__GIVEN INSTRUCTION__: Extract all lines in the data that contain the word "massage".

__EXTRACTED RECORDS__:
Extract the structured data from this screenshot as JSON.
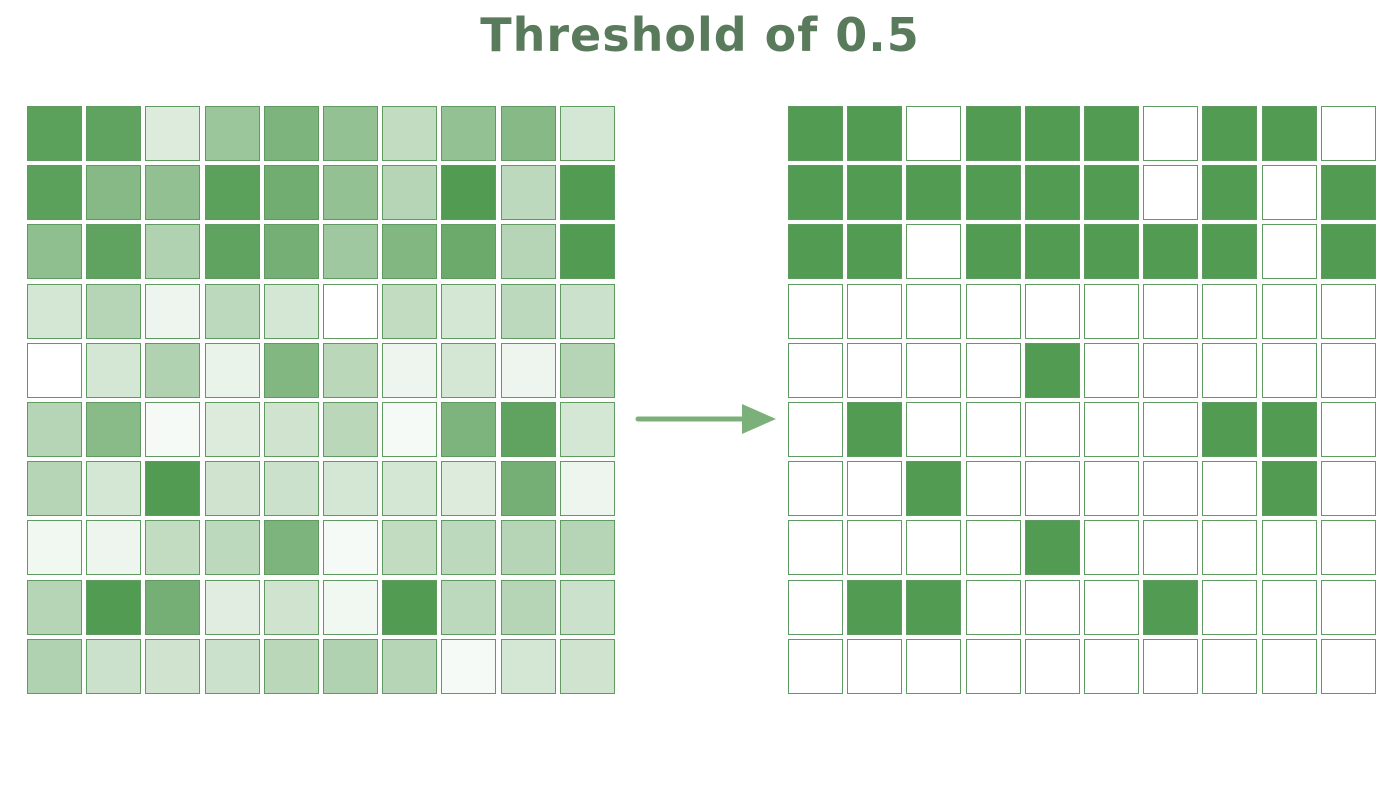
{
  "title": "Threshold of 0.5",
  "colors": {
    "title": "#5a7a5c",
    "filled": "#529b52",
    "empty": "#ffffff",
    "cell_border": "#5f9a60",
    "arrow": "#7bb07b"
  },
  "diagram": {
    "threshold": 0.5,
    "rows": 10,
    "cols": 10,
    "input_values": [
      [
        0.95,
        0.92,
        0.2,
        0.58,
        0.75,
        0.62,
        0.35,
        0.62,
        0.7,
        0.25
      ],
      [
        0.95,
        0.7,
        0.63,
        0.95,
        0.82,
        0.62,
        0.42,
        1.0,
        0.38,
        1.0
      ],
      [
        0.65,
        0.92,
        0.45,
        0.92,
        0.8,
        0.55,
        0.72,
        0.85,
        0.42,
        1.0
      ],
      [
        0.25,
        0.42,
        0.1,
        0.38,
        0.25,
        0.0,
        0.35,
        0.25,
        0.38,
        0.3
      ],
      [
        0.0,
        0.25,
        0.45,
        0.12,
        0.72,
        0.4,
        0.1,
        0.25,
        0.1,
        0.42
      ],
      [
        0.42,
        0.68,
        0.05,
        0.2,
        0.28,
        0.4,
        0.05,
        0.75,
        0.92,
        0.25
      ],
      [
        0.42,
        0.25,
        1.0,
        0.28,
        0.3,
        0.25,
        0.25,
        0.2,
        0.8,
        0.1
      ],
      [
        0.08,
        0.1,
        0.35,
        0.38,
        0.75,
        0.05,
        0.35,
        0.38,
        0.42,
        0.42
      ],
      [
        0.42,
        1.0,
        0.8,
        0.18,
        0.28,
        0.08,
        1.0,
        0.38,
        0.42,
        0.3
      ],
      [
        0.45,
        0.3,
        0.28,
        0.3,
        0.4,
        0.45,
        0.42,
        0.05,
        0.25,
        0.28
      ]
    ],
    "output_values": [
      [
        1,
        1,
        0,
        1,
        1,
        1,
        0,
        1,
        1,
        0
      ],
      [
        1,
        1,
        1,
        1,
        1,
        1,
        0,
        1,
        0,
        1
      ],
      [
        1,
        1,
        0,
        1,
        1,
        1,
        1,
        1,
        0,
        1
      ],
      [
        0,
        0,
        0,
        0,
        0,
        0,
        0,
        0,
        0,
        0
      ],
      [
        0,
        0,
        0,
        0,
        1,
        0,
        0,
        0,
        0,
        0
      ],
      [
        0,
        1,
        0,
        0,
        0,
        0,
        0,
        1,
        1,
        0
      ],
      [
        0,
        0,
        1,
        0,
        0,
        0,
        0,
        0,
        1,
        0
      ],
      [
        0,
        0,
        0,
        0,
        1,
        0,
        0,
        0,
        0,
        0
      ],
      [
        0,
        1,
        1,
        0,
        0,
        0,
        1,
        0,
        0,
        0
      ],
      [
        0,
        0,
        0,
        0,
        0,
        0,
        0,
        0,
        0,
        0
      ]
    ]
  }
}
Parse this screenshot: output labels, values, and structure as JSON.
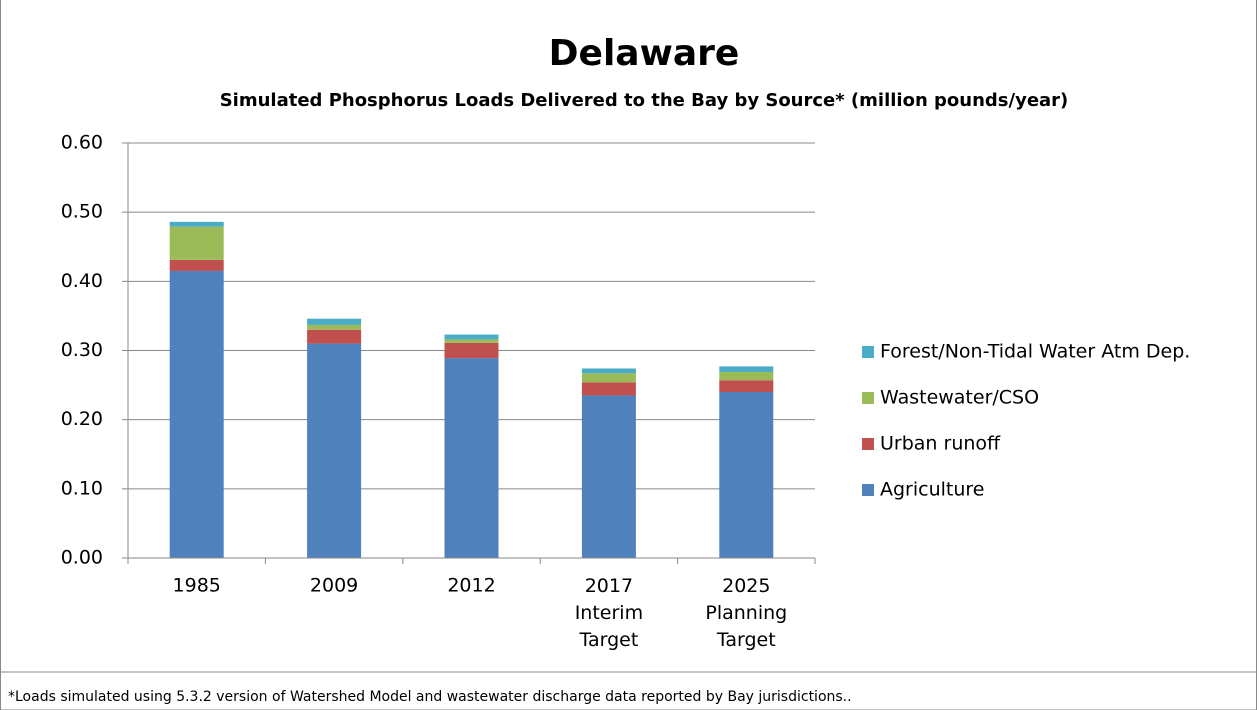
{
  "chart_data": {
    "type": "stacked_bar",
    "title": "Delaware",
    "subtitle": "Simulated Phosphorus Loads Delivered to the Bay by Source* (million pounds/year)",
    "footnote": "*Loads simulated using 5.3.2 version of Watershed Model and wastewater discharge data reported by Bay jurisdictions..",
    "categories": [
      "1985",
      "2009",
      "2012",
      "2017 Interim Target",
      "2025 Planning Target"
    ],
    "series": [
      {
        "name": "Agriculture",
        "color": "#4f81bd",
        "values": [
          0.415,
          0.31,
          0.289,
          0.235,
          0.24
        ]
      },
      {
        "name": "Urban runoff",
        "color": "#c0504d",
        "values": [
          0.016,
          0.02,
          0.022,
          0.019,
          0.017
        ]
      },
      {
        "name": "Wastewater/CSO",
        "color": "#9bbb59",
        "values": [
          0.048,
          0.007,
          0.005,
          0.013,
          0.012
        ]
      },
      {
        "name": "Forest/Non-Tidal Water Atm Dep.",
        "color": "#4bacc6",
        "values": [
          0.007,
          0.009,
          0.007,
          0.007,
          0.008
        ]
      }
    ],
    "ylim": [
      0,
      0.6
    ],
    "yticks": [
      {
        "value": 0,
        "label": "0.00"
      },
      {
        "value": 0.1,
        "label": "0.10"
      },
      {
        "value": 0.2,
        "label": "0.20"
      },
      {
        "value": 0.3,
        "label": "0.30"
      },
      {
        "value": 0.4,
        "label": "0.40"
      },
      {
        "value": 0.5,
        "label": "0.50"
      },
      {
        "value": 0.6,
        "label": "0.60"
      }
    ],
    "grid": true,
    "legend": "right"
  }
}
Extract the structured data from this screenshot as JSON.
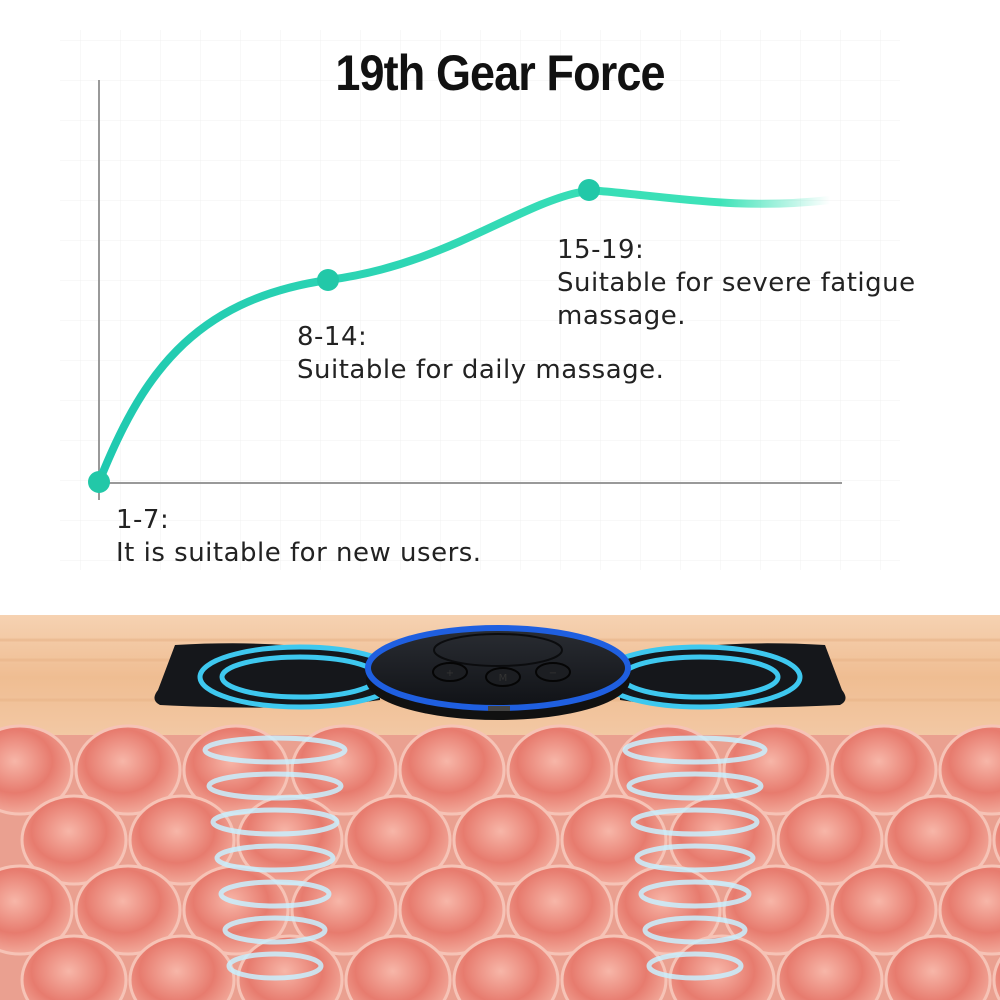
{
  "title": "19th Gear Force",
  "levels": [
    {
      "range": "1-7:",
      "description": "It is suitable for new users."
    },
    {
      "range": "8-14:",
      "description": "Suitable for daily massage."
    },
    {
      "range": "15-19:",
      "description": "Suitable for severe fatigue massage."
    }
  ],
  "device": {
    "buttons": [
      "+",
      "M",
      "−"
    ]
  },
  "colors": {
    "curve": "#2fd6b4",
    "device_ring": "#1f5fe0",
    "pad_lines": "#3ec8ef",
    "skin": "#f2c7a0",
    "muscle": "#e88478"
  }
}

__OUTPUT FOR THIS EXERCISE__:
      "description": "Suitable for daily massage."
      "description": "Suitable for severe fatigue massage."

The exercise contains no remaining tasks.